▶ [Task details] Write every record out again exactly, and keep images out of it.

▶ [Information shown]

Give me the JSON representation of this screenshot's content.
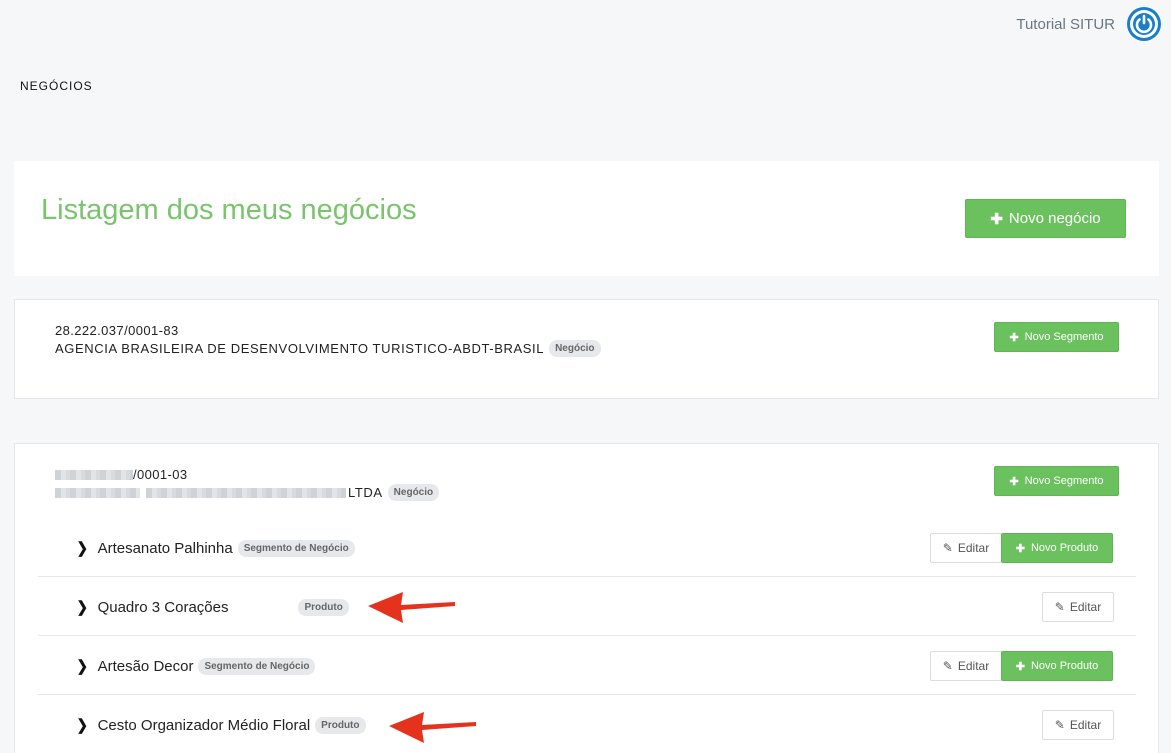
{
  "header": {
    "user_name": "Tutorial SITUR",
    "power_icon": "power-icon"
  },
  "breadcrumb": "NEGÓCIOS",
  "page": {
    "title": "Listagem dos meus negócios",
    "new_business_label": "Novo negócio"
  },
  "businesses": [
    {
      "cnpj": "28.222.037/0001-83",
      "name": "AGENCIA BRASILEIRA DE DESENVOLVIMENTO TURISTICO-ABDT-BRASIL",
      "badge": "Negócio",
      "new_segment_label": "Novo Segmento"
    },
    {
      "cnpj_suffix": "/0001-03",
      "name_suffix": "LTDA",
      "badge": "Negócio",
      "new_segment_label": "Novo Segmento",
      "rows": [
        {
          "label": "Artesanato Palhinha",
          "badge": "Segmento de Negócio",
          "edit_label": "Editar",
          "new_product_label": "Novo Produto"
        },
        {
          "label": "Quadro 3 Corações",
          "badge": "Produto",
          "edit_label": "Editar"
        },
        {
          "label": "Artesão Decor",
          "badge": "Segmento de Negócio",
          "edit_label": "Editar",
          "new_product_label": "Novo Produto"
        },
        {
          "label": "Cesto Organizador Médio Floral",
          "badge": "Produto",
          "edit_label": "Editar"
        }
      ]
    }
  ],
  "colors": {
    "accent_green": "#6cc15f",
    "title_green": "#79c56b",
    "power_blue": "#1a7fc8",
    "annotation_red": "#e5321d"
  }
}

▶ [Expected output]
Give me the JSON representation of this screenshot's content.
{
  "header": {
    "user_name": "Tutorial SITUR",
    "power_icon": "power-icon"
  },
  "breadcrumb": "NEGÓCIOS",
  "page": {
    "title": "Listagem dos meus negócios",
    "new_business_label": "Novo negócio"
  },
  "businesses": [
    {
      "cnpj": "28.222.037/0001-83",
      "name": "AGENCIA BRASILEIRA DE DESENVOLVIMENTO TURISTICO-ABDT-BRASIL",
      "badge": "Negócio",
      "new_segment_label": "Novo Segmento"
    },
    {
      "cnpj_suffix": "/0001-03",
      "name_suffix": "LTDA",
      "badge": "Negócio",
      "new_segment_label": "Novo Segmento",
      "rows": [
        {
          "label": "Artesanato Palhinha",
          "badge": "Segmento de Negócio",
          "edit_label": "Editar",
          "new_product_label": "Novo Produto"
        },
        {
          "label": "Quadro 3 Corações",
          "badge": "Produto",
          "edit_label": "Editar"
        },
        {
          "label": "Artesão Decor",
          "badge": "Segmento de Negócio",
          "edit_label": "Editar",
          "new_product_label": "Novo Produto"
        },
        {
          "label": "Cesto Organizador Médio Floral",
          "badge": "Produto",
          "edit_label": "Editar"
        }
      ]
    }
  ],
  "colors": {
    "accent_green": "#6cc15f",
    "title_green": "#79c56b",
    "power_blue": "#1a7fc8",
    "annotation_red": "#e5321d"
  }
}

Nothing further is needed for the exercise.